(begin)

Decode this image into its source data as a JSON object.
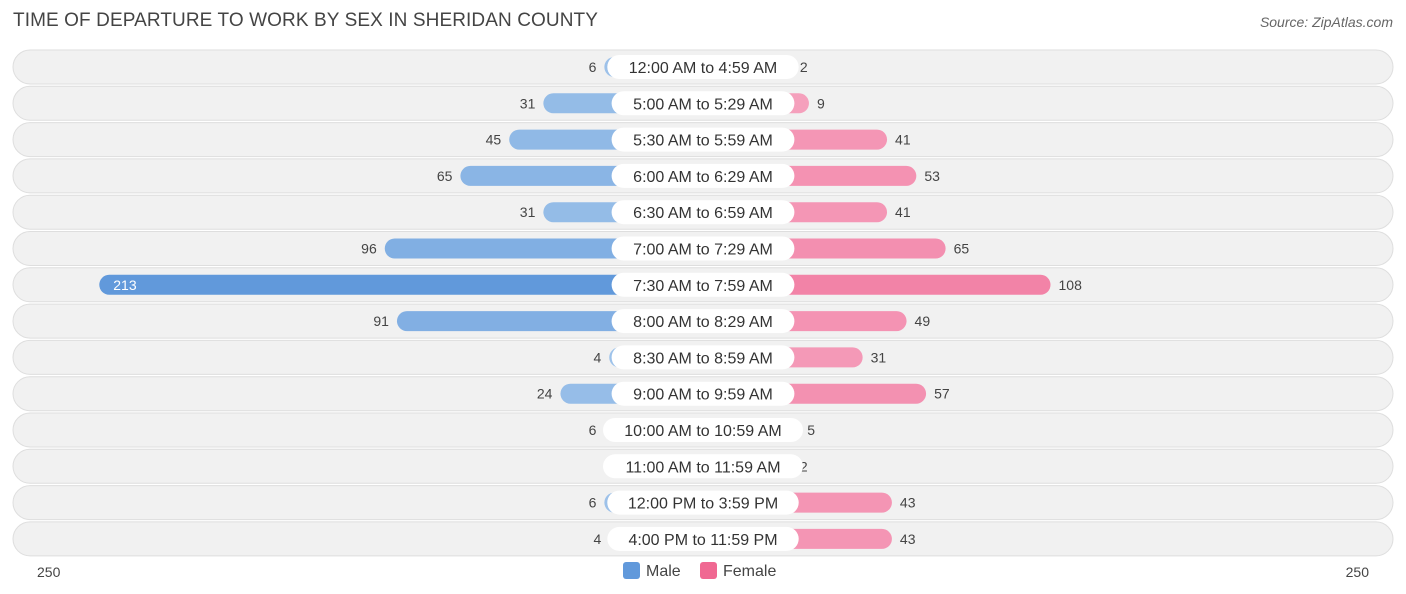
{
  "header": {
    "title": "TIME OF DEPARTURE TO WORK BY SEX IN SHERIDAN COUNTY",
    "source": "Source: ZipAtlas.com"
  },
  "colors": {
    "male": "#9fc3ea",
    "male_strong": "#6199db",
    "female": "#f5a3bf",
    "female_strong": "#f06892"
  },
  "chart_data": {
    "type": "bar",
    "orientation": "horizontal-diverging",
    "title": "TIME OF DEPARTURE TO WORK BY SEX IN SHERIDAN COUNTY",
    "categories": [
      "12:00 AM to 4:59 AM",
      "5:00 AM to 5:29 AM",
      "5:30 AM to 5:59 AM",
      "6:00 AM to 6:29 AM",
      "6:30 AM to 6:59 AM",
      "7:00 AM to 7:29 AM",
      "7:30 AM to 7:59 AM",
      "8:00 AM to 8:29 AM",
      "8:30 AM to 8:59 AM",
      "9:00 AM to 9:59 AM",
      "10:00 AM to 10:59 AM",
      "11:00 AM to 11:59 AM",
      "12:00 PM to 3:59 PM",
      "4:00 PM to 11:59 PM"
    ],
    "series": [
      {
        "name": "Male",
        "values": [
          6,
          31,
          45,
          65,
          31,
          96,
          213,
          91,
          4,
          24,
          6,
          0,
          6,
          4
        ]
      },
      {
        "name": "Female",
        "values": [
          2,
          9,
          41,
          53,
          41,
          65,
          108,
          49,
          31,
          57,
          5,
          2,
          43,
          43
        ]
      }
    ],
    "axis": {
      "left_label": "250",
      "right_label": "250",
      "max": 250
    },
    "legend": {
      "position": "bottom-center",
      "entries": [
        "Male",
        "Female"
      ]
    }
  }
}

(end)

All of the lines above should be retyped precisely, apart from the pictures.

OUTPUT FOR THIS TASK ::
Decode this image into its source data as a JSON object.
{
  "header": {
    "title": "TIME OF DEPARTURE TO WORK BY SEX IN SHERIDAN COUNTY",
    "source": "Source: ZipAtlas.com"
  },
  "colors": {
    "male": "#9fc3ea",
    "male_strong": "#6199db",
    "female": "#f5a3bf",
    "female_strong": "#f06892"
  },
  "chart_data": {
    "type": "bar",
    "orientation": "horizontal-diverging",
    "title": "TIME OF DEPARTURE TO WORK BY SEX IN SHERIDAN COUNTY",
    "categories": [
      "12:00 AM to 4:59 AM",
      "5:00 AM to 5:29 AM",
      "5:30 AM to 5:59 AM",
      "6:00 AM to 6:29 AM",
      "6:30 AM to 6:59 AM",
      "7:00 AM to 7:29 AM",
      "7:30 AM to 7:59 AM",
      "8:00 AM to 8:29 AM",
      "8:30 AM to 8:59 AM",
      "9:00 AM to 9:59 AM",
      "10:00 AM to 10:59 AM",
      "11:00 AM to 11:59 AM",
      "12:00 PM to 3:59 PM",
      "4:00 PM to 11:59 PM"
    ],
    "series": [
      {
        "name": "Male",
        "values": [
          6,
          31,
          45,
          65,
          31,
          96,
          213,
          91,
          4,
          24,
          6,
          0,
          6,
          4
        ]
      },
      {
        "name": "Female",
        "values": [
          2,
          9,
          41,
          53,
          41,
          65,
          108,
          49,
          31,
          57,
          5,
          2,
          43,
          43
        ]
      }
    ],
    "axis": {
      "left_label": "250",
      "right_label": "250",
      "max": 250
    },
    "legend": {
      "position": "bottom-center",
      "entries": [
        "Male",
        "Female"
      ]
    }
  }
}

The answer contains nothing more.